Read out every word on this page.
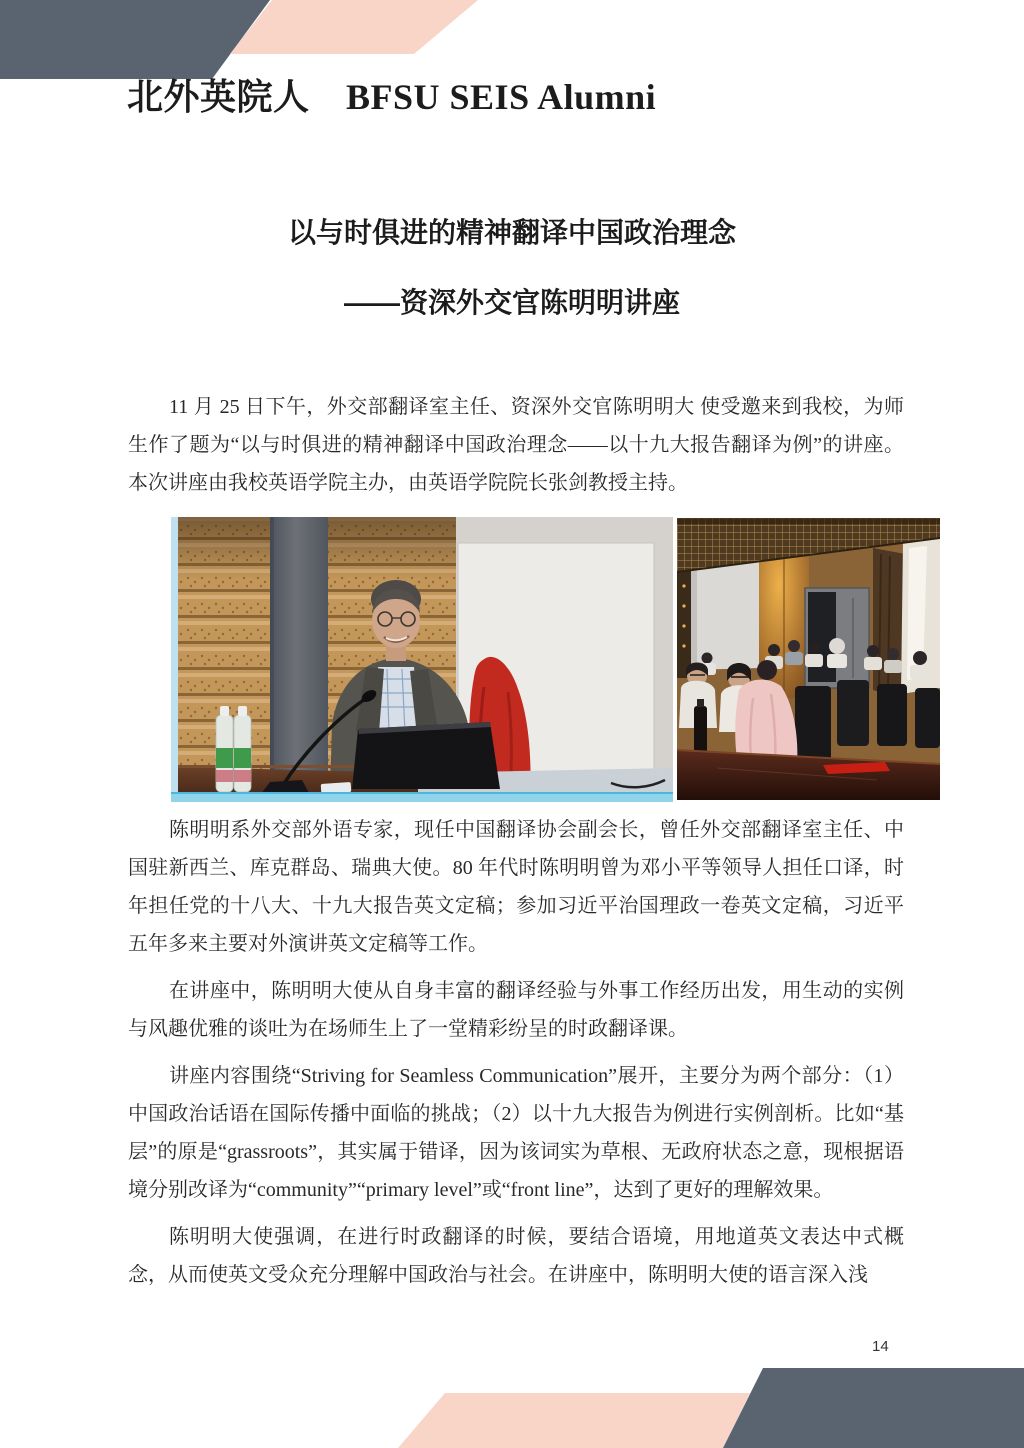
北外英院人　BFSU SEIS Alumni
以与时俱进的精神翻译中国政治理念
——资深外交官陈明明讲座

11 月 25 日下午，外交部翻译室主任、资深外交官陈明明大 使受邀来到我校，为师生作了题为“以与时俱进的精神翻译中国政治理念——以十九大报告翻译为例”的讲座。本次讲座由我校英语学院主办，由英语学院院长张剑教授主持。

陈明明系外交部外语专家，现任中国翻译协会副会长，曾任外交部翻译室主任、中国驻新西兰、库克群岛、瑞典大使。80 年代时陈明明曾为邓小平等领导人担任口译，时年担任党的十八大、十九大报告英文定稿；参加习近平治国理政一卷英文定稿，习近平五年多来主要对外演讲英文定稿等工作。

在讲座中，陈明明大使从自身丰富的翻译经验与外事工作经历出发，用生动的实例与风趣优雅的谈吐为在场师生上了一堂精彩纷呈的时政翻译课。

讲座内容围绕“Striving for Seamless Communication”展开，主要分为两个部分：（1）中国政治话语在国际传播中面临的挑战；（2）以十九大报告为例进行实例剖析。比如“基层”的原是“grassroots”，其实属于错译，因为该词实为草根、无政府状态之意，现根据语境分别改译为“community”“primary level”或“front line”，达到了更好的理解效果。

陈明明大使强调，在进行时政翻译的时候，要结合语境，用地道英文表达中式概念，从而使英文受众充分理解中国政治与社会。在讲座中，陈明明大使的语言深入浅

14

...

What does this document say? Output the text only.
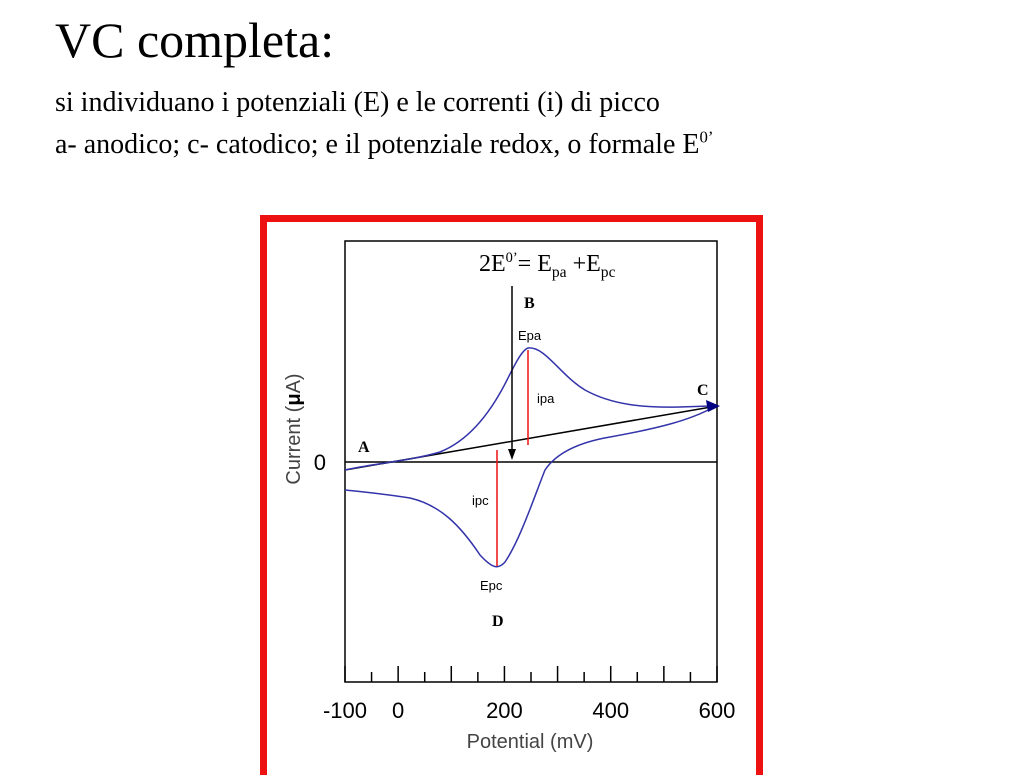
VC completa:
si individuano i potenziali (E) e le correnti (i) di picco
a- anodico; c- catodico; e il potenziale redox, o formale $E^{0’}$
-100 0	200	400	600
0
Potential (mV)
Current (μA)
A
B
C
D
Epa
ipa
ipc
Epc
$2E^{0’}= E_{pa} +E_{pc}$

* [WHAT YOU WILL DO]: Make a list of all lines in the data that contain "在讲座中".

* [TASK SOLUTION]:
在讲座中，陈明明大使从自身丰富的翻译经验与外事工作经历出发，用生动的实例与风趣优雅的谈吐为在场师生上了一堂精彩纷呈的时政翻译课。
陈明明大使强调，在进行时政翻译的时候，要结合语境，用地道英文表达中式概念，从而使英文受众充分理解中国政治与社会。在讲座中，陈明明大使的语言深入浅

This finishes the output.